Saved entries
-------------------------

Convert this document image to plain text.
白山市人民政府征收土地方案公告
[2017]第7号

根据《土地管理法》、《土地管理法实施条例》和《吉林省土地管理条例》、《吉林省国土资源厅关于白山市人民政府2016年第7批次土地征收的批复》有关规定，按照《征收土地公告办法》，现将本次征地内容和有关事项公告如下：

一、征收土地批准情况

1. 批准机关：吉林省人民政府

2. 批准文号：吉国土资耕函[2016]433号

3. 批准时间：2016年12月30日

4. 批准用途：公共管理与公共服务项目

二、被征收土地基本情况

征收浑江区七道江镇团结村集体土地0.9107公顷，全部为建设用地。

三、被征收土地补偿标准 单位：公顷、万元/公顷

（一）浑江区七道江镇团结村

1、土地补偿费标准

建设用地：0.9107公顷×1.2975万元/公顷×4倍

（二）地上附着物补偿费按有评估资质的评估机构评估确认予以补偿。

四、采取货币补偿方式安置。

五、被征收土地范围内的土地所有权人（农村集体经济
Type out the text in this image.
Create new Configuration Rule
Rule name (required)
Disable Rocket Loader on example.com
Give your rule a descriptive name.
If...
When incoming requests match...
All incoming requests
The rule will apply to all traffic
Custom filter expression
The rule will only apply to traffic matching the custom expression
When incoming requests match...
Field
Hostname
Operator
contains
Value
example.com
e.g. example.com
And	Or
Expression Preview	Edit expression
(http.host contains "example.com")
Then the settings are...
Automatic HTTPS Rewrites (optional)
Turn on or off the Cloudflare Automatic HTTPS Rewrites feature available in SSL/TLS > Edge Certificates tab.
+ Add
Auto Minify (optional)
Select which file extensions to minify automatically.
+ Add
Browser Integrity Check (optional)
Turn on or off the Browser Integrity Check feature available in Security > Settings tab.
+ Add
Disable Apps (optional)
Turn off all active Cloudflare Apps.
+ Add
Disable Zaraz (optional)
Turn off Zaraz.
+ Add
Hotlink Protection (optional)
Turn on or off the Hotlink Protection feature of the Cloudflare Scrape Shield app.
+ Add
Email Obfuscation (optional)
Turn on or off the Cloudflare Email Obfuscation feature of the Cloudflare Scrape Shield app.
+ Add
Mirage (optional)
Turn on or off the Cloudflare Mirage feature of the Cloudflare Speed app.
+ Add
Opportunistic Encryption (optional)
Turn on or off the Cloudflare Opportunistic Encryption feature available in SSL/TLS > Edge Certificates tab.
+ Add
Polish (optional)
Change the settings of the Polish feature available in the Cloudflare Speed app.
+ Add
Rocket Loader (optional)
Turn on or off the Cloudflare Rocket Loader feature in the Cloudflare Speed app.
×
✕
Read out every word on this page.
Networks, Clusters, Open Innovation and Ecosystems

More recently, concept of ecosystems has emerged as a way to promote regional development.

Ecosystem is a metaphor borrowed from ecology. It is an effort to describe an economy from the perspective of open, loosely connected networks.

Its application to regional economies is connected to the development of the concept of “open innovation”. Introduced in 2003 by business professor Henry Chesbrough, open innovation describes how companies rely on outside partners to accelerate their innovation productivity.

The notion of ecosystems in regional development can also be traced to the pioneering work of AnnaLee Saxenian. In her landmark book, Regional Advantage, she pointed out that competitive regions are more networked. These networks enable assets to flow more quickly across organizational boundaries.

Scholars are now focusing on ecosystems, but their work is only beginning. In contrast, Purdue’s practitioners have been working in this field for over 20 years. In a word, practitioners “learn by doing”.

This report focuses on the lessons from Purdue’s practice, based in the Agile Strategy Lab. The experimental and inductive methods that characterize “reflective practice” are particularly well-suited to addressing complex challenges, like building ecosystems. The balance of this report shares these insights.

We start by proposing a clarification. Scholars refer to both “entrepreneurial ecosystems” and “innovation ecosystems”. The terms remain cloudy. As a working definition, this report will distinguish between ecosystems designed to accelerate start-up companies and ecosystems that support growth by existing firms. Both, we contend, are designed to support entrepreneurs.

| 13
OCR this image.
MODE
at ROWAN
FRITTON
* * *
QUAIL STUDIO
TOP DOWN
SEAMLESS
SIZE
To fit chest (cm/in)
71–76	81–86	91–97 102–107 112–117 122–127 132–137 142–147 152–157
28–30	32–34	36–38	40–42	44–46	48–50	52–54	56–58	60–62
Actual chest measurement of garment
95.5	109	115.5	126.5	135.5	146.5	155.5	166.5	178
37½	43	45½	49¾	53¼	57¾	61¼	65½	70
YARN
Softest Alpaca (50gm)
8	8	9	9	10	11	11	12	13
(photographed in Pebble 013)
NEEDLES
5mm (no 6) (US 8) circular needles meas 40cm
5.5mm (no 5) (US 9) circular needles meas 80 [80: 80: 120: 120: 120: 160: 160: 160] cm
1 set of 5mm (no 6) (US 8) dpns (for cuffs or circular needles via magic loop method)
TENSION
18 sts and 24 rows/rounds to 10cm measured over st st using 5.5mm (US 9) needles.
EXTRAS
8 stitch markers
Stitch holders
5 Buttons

-------------------------

● **REQUIREMENTS**
Pull every line containing "traffic" from the data.

● **TASK OUTPUT**
The rule will apply to all traffic
The rule will only apply to traffic matching the custom expression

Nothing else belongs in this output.